Directions:
Will you write out the data exactly, excluding every picture?

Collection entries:
* * *

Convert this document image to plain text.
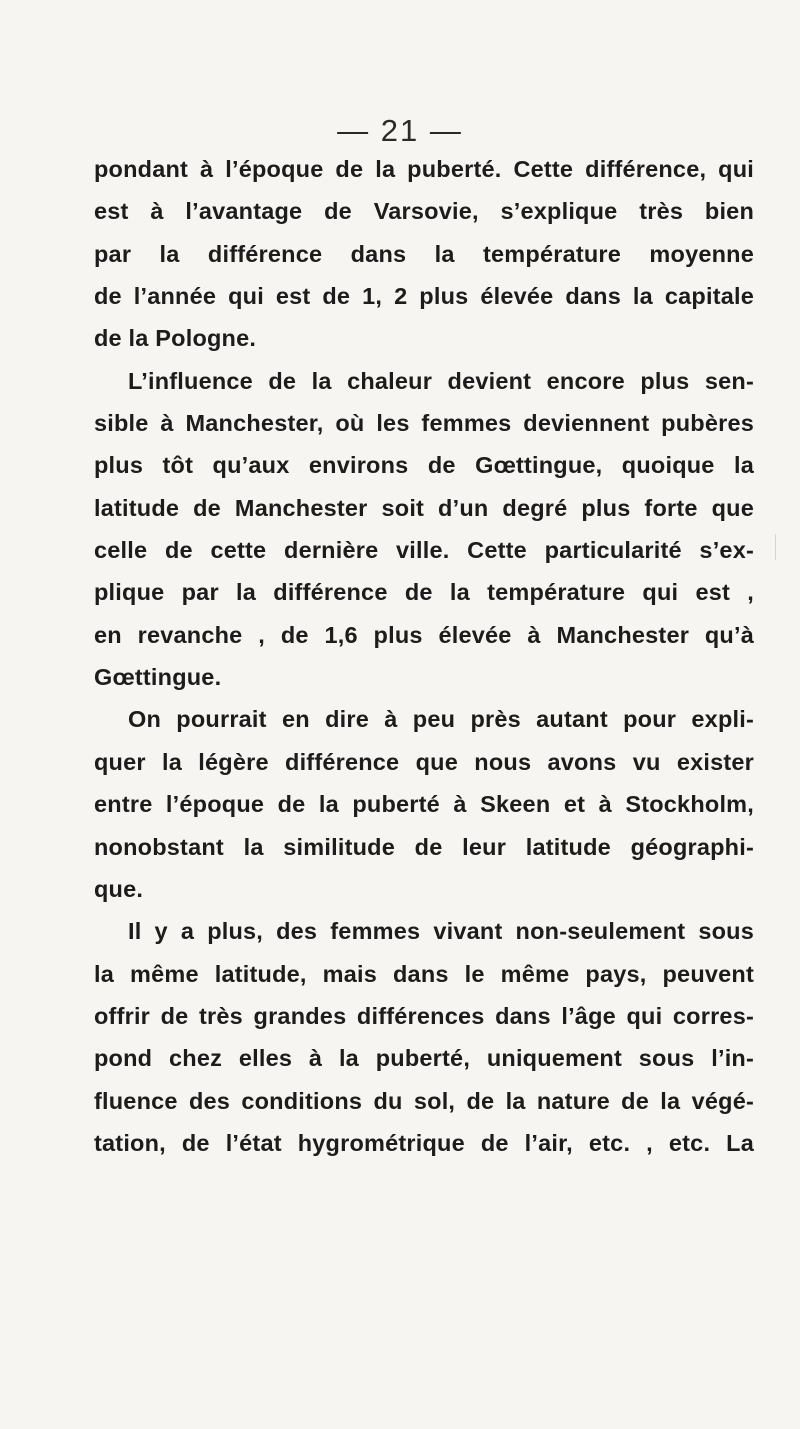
— 21 —
pondant à l’époque de la puberté. Cette différence, qui
est à l’avantage de Varsovie, s’explique très bien
par la différence dans la température moyenne
de l’année qui est de 1, 2 plus élevée dans la capitale
de la Pologne.
L’influence de la chaleur devient encore plus sen-
sible à Manchester, où les femmes deviennent pubères
plus tôt qu’aux environs de Gœttingue, quoique la
latitude de Manchester soit d’un degré plus forte que
celle de cette dernière ville. Cette particularité s’ex-
plique par la différence de la température qui est ,
en revanche , de 1,6 plus élevée à Manchester qu’à
Gœttingue.
On pourrait en dire à peu près autant pour expli-
quer la légère différence que nous avons vu exister
entre l’époque de la puberté à Skeen et à Stockholm,
nonobstant la similitude de leur latitude géographi-
que.
Il y a plus, des femmes vivant non-seulement sous
la même latitude, mais dans le même pays, peuvent
offrir de très grandes différences dans l’âge qui corres-
pond chez elles à la puberté, uniquement sous l’in-
fluence des conditions du sol, de la nature de la végé-
tation, de l’état hygrométrique de l’air, etc. , etc. La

* * *

Task result:
Convert this document image to plain text.
— 21 —
pondant à l’époque de la puberté. Cette différence, qui
est à l’avantage de Varsovie, s’explique très bien
par la différence dans la température moyenne
de l’année qui est de 1, 2 plus élevée dans la capitale
de la Pologne.
L’influence de la chaleur devient encore plus sen-
sible à Manchester, où les femmes deviennent pubères
plus tôt qu’aux environs de Gœttingue, quoique la
latitude de Manchester soit d’un degré plus forte que
celle de cette dernière ville. Cette particularité s’ex-
plique par la différence de la température qui est ,
en revanche , de 1,6 plus élevée à Manchester qu’à
Gœttingue.
On pourrait en dire à peu près autant pour expli-
quer la légère différence que nous avons vu exister
entre l’époque de la puberté à Skeen et à Stockholm,
nonobstant la similitude de leur latitude géographi-
que.
Il y a plus, des femmes vivant non-seulement sous
la même latitude, mais dans le même pays, peuvent
offrir de très grandes différences dans l’âge qui corres-
pond chez elles à la puberté, uniquement sous l’in-
fluence des conditions du sol, de la nature de la végé-
tation, de l’état hygrométrique de l’air, etc. , etc. La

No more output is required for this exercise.